(Rows from a figure dataset)
########################################
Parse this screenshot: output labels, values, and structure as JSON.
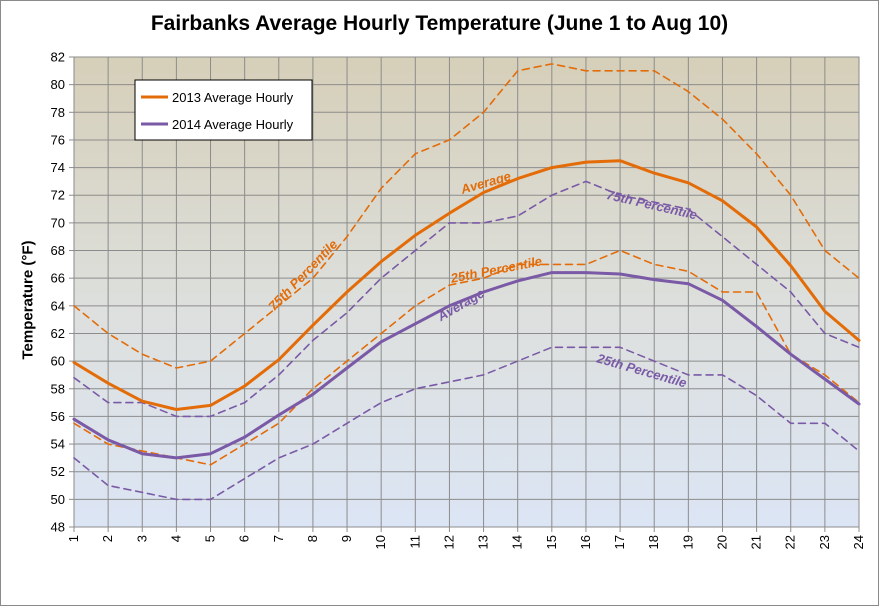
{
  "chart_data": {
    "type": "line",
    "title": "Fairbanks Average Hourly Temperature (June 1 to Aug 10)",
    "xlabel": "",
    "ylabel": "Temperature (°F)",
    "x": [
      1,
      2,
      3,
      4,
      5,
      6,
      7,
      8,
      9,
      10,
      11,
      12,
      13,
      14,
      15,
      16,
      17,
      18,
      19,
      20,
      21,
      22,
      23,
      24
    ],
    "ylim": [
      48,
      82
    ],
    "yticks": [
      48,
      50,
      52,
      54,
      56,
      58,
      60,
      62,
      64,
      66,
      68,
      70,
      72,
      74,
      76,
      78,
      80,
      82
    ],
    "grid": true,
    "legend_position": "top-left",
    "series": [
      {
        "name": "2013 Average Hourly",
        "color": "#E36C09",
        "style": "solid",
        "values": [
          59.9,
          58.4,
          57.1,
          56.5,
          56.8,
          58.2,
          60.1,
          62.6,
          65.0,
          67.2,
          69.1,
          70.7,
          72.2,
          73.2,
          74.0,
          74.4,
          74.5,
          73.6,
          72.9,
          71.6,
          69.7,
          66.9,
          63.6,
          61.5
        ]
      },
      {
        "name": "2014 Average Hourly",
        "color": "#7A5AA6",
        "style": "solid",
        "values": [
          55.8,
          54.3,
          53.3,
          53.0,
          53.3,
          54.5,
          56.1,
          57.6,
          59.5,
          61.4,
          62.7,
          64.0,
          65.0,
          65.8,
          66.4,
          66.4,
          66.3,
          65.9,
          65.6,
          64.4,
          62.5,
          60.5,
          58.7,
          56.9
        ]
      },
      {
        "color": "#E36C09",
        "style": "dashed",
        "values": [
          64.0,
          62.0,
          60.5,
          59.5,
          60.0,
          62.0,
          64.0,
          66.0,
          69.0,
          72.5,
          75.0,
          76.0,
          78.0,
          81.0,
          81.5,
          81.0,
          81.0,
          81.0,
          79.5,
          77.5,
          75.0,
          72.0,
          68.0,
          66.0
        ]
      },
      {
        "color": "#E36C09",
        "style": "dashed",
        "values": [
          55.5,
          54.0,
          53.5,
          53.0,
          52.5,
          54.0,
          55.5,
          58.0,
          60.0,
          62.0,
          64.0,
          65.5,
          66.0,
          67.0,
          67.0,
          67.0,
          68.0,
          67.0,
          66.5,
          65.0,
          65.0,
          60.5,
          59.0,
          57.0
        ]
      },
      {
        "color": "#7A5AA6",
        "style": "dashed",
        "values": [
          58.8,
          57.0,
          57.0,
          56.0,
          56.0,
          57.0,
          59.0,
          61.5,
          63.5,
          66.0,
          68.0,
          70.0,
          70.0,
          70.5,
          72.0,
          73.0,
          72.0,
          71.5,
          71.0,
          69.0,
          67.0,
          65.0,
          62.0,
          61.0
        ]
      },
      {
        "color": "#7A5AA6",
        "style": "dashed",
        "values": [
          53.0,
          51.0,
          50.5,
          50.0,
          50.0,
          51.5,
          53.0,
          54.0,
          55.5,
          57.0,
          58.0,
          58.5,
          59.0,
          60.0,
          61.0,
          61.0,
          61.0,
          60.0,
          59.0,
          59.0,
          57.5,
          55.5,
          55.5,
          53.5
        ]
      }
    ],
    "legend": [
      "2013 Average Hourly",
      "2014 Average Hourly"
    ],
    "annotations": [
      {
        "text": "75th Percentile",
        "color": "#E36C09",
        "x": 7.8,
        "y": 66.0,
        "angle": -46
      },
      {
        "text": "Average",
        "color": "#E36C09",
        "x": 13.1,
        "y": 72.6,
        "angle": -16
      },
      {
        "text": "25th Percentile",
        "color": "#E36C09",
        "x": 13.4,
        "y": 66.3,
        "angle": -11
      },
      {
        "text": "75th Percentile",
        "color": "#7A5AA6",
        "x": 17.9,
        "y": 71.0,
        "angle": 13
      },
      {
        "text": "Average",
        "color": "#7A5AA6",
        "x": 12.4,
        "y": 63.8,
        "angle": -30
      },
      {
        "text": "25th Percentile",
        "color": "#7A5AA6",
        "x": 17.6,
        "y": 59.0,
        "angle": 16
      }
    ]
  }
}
########################################
GOAL OF THE EXERCISE -
Make an exact copy of the data, leaving its pictures out.

WRITTEN RESPONSE -
Parse this screenshot: output labels, values, and structure as JSON.
{
  "chart_data": {
    "type": "line",
    "title": "Fairbanks Average Hourly Temperature (June 1 to Aug 10)",
    "xlabel": "",
    "ylabel": "Temperature (°F)",
    "x": [
      1,
      2,
      3,
      4,
      5,
      6,
      7,
      8,
      9,
      10,
      11,
      12,
      13,
      14,
      15,
      16,
      17,
      18,
      19,
      20,
      21,
      22,
      23,
      24
    ],
    "ylim": [
      48,
      82
    ],
    "yticks": [
      48,
      50,
      52,
      54,
      56,
      58,
      60,
      62,
      64,
      66,
      68,
      70,
      72,
      74,
      76,
      78,
      80,
      82
    ],
    "grid": true,
    "legend_position": "top-left",
    "series": [
      {
        "name": "2013 Average Hourly",
        "color": "#E36C09",
        "style": "solid",
        "values": [
          59.9,
          58.4,
          57.1,
          56.5,
          56.8,
          58.2,
          60.1,
          62.6,
          65.0,
          67.2,
          69.1,
          70.7,
          72.2,
          73.2,
          74.0,
          74.4,
          74.5,
          73.6,
          72.9,
          71.6,
          69.7,
          66.9,
          63.6,
          61.5
        ]
      },
      {
        "name": "2014 Average Hourly",
        "color": "#7A5AA6",
        "style": "solid",
        "values": [
          55.8,
          54.3,
          53.3,
          53.0,
          53.3,
          54.5,
          56.1,
          57.6,
          59.5,
          61.4,
          62.7,
          64.0,
          65.0,
          65.8,
          66.4,
          66.4,
          66.3,
          65.9,
          65.6,
          64.4,
          62.5,
          60.5,
          58.7,
          56.9
        ]
      },
      {
        "color": "#E36C09",
        "style": "dashed",
        "values": [
          64.0,
          62.0,
          60.5,
          59.5,
          60.0,
          62.0,
          64.0,
          66.0,
          69.0,
          72.5,
          75.0,
          76.0,
          78.0,
          81.0,
          81.5,
          81.0,
          81.0,
          81.0,
          79.5,
          77.5,
          75.0,
          72.0,
          68.0,
          66.0
        ]
      },
      {
        "color": "#E36C09",
        "style": "dashed",
        "values": [
          55.5,
          54.0,
          53.5,
          53.0,
          52.5,
          54.0,
          55.5,
          58.0,
          60.0,
          62.0,
          64.0,
          65.5,
          66.0,
          67.0,
          67.0,
          67.0,
          68.0,
          67.0,
          66.5,
          65.0,
          65.0,
          60.5,
          59.0,
          57.0
        ]
      },
      {
        "color": "#7A5AA6",
        "style": "dashed",
        "values": [
          58.8,
          57.0,
          57.0,
          56.0,
          56.0,
          57.0,
          59.0,
          61.5,
          63.5,
          66.0,
          68.0,
          70.0,
          70.0,
          70.5,
          72.0,
          73.0,
          72.0,
          71.5,
          71.0,
          69.0,
          67.0,
          65.0,
          62.0,
          61.0
        ]
      },
      {
        "color": "#7A5AA6",
        "style": "dashed",
        "values": [
          53.0,
          51.0,
          50.5,
          50.0,
          50.0,
          51.5,
          53.0,
          54.0,
          55.5,
          57.0,
          58.0,
          58.5,
          59.0,
          60.0,
          61.0,
          61.0,
          61.0,
          60.0,
          59.0,
          59.0,
          57.5,
          55.5,
          55.5,
          53.5
        ]
      }
    ],
    "legend": [
      "2013 Average Hourly",
      "2014 Average Hourly"
    ],
    "annotations": [
      {
        "text": "75th Percentile",
        "color": "#E36C09",
        "x": 7.8,
        "y": 66.0,
        "angle": -46
      },
      {
        "text": "Average",
        "color": "#E36C09",
        "x": 13.1,
        "y": 72.6,
        "angle": -16
      },
      {
        "text": "25th Percentile",
        "color": "#E36C09",
        "x": 13.4,
        "y": 66.3,
        "angle": -11
      },
      {
        "text": "75th Percentile",
        "color": "#7A5AA6",
        "x": 17.9,
        "y": 71.0,
        "angle": 13
      },
      {
        "text": "Average",
        "color": "#7A5AA6",
        "x": 12.4,
        "y": 63.8,
        "angle": -30
      },
      {
        "text": "25th Percentile",
        "color": "#7A5AA6",
        "x": 17.6,
        "y": 59.0,
        "angle": 16
      }
    ]
  }
}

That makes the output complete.